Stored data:
"""

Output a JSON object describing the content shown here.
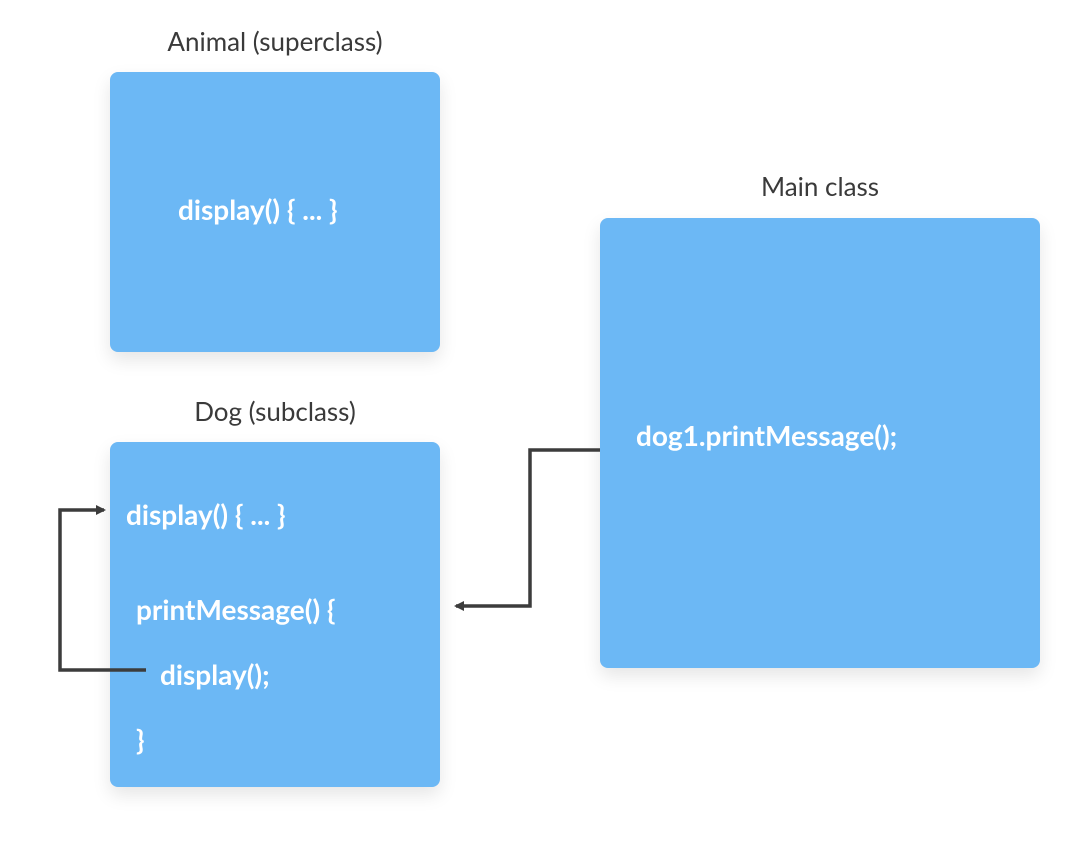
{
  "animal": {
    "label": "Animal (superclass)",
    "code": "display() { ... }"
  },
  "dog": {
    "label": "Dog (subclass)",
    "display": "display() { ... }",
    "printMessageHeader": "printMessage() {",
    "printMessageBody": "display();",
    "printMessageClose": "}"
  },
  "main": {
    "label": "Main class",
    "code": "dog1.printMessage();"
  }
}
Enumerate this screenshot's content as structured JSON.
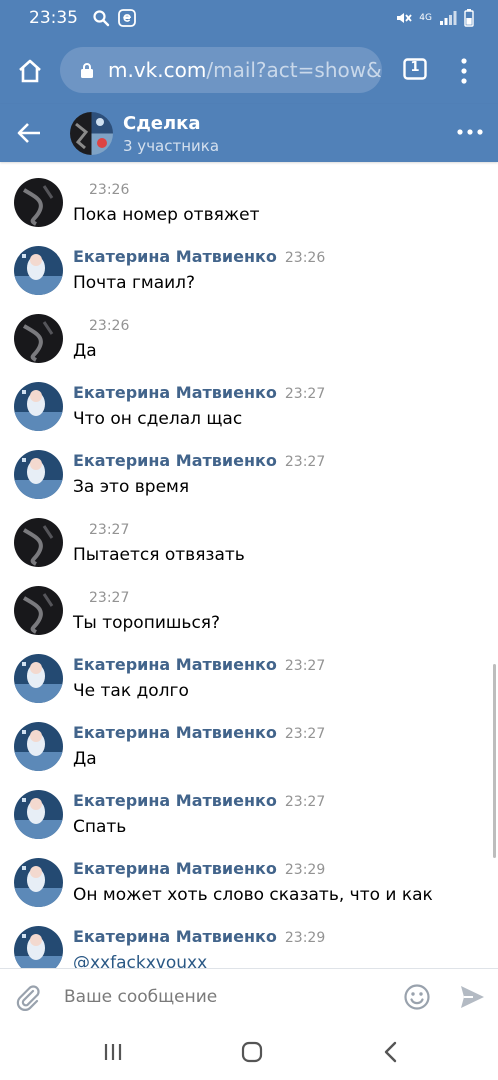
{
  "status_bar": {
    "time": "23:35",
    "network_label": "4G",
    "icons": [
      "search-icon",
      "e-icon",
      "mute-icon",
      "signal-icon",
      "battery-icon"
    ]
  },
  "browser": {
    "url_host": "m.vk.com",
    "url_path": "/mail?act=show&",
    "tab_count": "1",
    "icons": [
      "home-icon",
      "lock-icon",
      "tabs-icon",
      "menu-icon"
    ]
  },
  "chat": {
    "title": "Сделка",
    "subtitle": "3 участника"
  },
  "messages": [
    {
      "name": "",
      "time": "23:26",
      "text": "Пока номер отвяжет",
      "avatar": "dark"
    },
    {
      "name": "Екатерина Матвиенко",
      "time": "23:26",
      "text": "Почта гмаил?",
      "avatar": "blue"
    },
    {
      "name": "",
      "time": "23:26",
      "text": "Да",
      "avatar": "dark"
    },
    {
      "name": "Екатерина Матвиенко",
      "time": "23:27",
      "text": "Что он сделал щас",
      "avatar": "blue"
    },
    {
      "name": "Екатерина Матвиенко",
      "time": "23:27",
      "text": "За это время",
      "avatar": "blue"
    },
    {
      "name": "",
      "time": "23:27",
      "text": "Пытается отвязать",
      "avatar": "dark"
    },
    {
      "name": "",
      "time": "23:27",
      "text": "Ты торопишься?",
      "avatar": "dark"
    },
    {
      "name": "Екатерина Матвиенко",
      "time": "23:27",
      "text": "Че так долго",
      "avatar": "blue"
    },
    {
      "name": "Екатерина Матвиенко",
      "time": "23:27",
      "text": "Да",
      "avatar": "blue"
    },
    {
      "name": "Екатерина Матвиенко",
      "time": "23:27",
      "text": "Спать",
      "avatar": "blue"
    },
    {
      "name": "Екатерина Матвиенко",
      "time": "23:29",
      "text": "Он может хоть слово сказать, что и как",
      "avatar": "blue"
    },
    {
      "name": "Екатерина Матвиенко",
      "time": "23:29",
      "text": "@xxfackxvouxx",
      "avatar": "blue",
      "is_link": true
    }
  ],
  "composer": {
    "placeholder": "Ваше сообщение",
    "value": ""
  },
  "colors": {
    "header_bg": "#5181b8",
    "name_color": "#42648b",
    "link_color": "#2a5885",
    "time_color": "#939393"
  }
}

"""

▶ **CHALLENGE**:
Give every line above again exactly, with no pictures.

▶ **ANSWER TO THE EXERCISE**:
Output a JSON object describing the content shown here.
{
  "animal": {
    "label": "Animal (superclass)",
    "code": "display() { ... }"
  },
  "dog": {
    "label": "Dog (subclass)",
    "display": "display() { ... }",
    "printMessageHeader": "printMessage() {",
    "printMessageBody": "display();",
    "printMessageClose": "}"
  },
  "main": {
    "label": "Main class",
    "code": "dog1.printMessage();"
  }
}
Enumerate this screenshot's content as structured JSON.
{
  "status_bar": {
    "time": "23:35",
    "network_label": "4G",
    "icons": [
      "search-icon",
      "e-icon",
      "mute-icon",
      "signal-icon",
      "battery-icon"
    ]
  },
  "browser": {
    "url_host": "m.vk.com",
    "url_path": "/mail?act=show&",
    "tab_count": "1",
    "icons": [
      "home-icon",
      "lock-icon",
      "tabs-icon",
      "menu-icon"
    ]
  },
  "chat": {
    "title": "Сделка",
    "subtitle": "3 участника"
  },
  "messages": [
    {
      "name": "",
      "time": "23:26",
      "text": "Пока номер отвяжет",
      "avatar": "dark"
    },
    {
      "name": "Екатерина Матвиенко",
      "time": "23:26",
      "text": "Почта гмаил?",
      "avatar": "blue"
    },
    {
      "name": "",
      "time": "23:26",
      "text": "Да",
      "avatar": "dark"
    },
    {
      "name": "Екатерина Матвиенко",
      "time": "23:27",
      "text": "Что он сделал щас",
      "avatar": "blue"
    },
    {
      "name": "Екатерина Матвиенко",
      "time": "23:27",
      "text": "За это время",
      "avatar": "blue"
    },
    {
      "name": "",
      "time": "23:27",
      "text": "Пытается отвязать",
      "avatar": "dark"
    },
    {
      "name": "",
      "time": "23:27",
      "text": "Ты торопишься?",
      "avatar": "dark"
    },
    {
      "name": "Екатерина Матвиенко",
      "time": "23:27",
      "text": "Че так долго",
      "avatar": "blue"
    },
    {
      "name": "Екатерина Матвиенко",
      "time": "23:27",
      "text": "Да",
      "avatar": "blue"
    },
    {
      "name": "Екатерина Матвиенко",
      "time": "23:27",
      "text": "Спать",
      "avatar": "blue"
    },
    {
      "name": "Екатерина Матвиенко",
      "time": "23:29",
      "text": "Он может хоть слово сказать, что и как",
      "avatar": "blue"
    },
    {
      "name": "Екатерина Матвиенко",
      "time": "23:29",
      "text": "@xxfackxvouxx",
      "avatar": "blue",
      "is_link": true
    }
  ],
  "composer": {
    "placeholder": "Ваше сообщение",
    "value": ""
  },
  "colors": {
    "header_bg": "#5181b8",
    "name_color": "#42648b",
    "link_color": "#2a5885",
    "time_color": "#939393"
  }
}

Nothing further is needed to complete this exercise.